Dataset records
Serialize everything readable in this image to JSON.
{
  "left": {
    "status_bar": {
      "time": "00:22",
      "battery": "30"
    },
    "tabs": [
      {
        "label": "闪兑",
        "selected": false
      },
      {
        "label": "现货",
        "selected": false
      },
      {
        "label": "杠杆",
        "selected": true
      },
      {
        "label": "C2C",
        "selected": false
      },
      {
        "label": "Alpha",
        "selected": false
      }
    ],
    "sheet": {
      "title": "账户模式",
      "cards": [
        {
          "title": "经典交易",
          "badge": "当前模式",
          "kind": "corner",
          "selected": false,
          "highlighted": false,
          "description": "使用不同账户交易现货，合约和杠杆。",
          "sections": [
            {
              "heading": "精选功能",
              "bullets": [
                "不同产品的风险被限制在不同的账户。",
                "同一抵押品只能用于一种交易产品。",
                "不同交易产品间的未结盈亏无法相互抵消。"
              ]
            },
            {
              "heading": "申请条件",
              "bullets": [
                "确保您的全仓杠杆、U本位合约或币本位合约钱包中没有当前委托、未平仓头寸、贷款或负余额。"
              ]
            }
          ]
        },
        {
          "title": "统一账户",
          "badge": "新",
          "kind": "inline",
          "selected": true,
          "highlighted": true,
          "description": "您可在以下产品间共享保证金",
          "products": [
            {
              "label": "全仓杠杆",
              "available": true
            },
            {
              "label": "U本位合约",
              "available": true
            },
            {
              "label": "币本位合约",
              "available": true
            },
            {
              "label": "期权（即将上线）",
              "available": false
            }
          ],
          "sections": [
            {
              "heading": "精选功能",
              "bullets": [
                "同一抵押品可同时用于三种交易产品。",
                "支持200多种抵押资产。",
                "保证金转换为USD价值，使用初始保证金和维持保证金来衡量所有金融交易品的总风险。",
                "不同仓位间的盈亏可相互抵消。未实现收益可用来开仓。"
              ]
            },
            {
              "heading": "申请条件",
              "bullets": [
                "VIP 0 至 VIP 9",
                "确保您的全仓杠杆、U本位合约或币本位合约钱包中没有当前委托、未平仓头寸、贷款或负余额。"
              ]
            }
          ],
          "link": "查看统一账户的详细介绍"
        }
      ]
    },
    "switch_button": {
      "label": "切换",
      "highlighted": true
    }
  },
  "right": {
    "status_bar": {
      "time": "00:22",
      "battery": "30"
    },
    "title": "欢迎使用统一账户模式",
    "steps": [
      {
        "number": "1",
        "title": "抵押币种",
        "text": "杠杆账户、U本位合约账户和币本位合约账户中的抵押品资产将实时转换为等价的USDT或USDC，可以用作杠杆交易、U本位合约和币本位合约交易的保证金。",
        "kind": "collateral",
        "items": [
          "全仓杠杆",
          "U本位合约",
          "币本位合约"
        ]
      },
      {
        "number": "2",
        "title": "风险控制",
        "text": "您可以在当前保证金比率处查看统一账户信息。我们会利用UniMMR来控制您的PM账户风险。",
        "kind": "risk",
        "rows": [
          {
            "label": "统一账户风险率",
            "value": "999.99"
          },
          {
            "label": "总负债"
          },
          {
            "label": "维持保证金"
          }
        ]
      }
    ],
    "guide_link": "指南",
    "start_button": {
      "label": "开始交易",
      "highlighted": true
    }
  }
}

Set problem
Pick out every line holding the string "kind" and return it.

Written solution
          "kind": "corner",
          "kind": "inline",
        "kind": "collateral",
        "kind": "risk",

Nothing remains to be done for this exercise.